[Structured figure records]
◇ ◇ ◇ ◇
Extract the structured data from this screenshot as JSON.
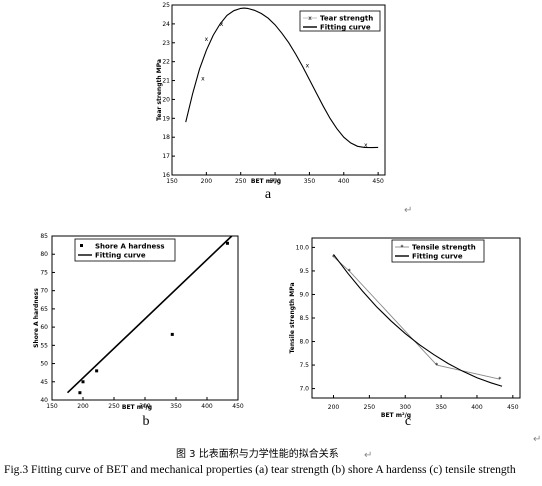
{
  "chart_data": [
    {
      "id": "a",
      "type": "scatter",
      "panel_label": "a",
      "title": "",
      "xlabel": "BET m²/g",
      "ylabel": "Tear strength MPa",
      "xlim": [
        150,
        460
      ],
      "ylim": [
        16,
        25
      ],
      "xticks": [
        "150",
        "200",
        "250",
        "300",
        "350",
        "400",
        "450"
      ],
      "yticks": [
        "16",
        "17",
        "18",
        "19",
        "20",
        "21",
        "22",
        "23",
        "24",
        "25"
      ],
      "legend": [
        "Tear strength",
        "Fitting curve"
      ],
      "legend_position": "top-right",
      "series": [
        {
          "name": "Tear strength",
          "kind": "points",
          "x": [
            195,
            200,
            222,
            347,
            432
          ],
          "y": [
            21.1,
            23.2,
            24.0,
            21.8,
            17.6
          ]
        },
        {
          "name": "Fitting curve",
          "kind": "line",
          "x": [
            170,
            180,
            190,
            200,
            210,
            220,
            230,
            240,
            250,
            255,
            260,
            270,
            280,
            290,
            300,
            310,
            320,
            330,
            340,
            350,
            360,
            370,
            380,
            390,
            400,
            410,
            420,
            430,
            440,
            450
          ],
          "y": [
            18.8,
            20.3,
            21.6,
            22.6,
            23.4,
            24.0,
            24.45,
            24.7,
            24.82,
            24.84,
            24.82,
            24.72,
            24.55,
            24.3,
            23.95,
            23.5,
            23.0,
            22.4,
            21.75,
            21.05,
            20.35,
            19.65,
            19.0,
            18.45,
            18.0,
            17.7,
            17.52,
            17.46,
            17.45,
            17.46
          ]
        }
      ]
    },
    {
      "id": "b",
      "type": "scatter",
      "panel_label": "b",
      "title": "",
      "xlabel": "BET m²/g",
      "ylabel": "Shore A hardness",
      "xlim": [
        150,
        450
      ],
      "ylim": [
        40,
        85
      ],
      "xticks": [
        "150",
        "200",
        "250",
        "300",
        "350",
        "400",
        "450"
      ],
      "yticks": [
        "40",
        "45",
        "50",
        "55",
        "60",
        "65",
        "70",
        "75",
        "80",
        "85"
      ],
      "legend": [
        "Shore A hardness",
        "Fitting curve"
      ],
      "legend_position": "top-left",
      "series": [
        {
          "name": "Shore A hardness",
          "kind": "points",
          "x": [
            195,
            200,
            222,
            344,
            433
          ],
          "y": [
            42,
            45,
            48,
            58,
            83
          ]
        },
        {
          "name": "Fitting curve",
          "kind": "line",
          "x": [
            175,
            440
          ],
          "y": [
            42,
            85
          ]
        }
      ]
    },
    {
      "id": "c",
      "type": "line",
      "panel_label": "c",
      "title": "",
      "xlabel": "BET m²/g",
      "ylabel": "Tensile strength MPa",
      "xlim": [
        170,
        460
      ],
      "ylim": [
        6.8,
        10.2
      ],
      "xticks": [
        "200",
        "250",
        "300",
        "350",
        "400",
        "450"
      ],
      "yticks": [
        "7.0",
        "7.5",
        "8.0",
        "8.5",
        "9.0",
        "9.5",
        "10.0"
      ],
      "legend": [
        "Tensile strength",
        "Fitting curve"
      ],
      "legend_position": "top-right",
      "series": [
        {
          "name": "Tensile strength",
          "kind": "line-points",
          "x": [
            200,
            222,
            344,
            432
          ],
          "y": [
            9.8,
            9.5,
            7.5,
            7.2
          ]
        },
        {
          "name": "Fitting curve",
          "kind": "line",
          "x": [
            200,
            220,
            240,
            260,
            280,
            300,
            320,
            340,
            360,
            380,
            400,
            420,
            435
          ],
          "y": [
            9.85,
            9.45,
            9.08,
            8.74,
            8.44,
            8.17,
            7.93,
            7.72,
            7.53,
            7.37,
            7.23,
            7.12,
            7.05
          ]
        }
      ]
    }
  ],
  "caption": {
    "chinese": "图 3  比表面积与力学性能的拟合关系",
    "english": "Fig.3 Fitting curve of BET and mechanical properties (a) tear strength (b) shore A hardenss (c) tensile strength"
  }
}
◇ ◇ ◇ ◇
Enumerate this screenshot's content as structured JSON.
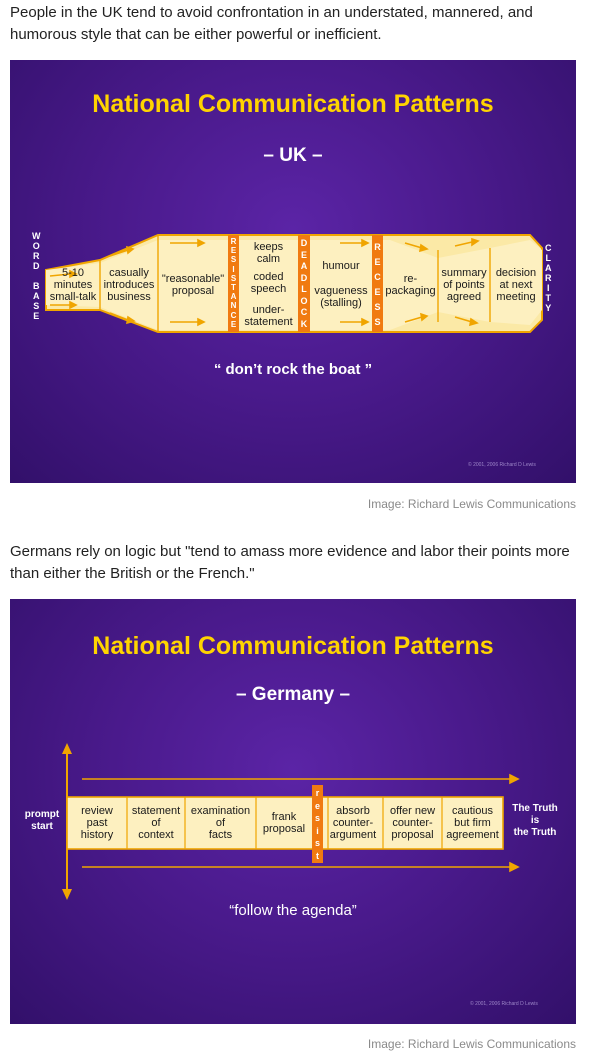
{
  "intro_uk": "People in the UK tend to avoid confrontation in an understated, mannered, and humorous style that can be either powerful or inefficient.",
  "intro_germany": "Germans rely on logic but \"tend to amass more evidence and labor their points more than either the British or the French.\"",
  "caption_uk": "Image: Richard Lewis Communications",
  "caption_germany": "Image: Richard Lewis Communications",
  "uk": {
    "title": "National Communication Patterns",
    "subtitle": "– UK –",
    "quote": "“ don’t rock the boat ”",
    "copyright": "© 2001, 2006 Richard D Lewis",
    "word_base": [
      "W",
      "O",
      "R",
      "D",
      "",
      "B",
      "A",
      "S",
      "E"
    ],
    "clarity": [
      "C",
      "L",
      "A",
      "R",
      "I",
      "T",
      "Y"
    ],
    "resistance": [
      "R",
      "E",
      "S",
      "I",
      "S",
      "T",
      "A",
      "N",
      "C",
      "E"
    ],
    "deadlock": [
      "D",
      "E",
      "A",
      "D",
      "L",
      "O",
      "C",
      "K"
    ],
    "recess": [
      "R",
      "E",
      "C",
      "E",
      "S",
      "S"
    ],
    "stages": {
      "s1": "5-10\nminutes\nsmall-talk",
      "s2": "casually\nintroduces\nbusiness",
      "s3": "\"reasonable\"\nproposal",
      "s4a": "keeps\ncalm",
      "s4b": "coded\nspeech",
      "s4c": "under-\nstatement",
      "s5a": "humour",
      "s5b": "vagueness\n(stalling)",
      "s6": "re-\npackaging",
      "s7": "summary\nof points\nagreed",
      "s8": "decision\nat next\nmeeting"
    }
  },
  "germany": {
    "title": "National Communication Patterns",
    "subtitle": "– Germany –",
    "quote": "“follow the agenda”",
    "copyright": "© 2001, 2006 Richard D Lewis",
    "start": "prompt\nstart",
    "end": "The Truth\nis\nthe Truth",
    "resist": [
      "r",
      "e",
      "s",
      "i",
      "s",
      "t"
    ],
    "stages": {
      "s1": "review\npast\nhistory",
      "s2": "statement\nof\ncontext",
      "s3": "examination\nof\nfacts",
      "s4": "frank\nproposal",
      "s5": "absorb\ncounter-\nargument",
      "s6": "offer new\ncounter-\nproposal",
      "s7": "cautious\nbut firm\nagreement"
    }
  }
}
◇ ◇ ◇ ◇
Go through the data above and find the lines with the word "Image". Copy each of those lines.

Answer below:
  "caption_uk": "Image: Richard Lewis Communications",
  "caption_germany": "Image: Richard Lewis Communications",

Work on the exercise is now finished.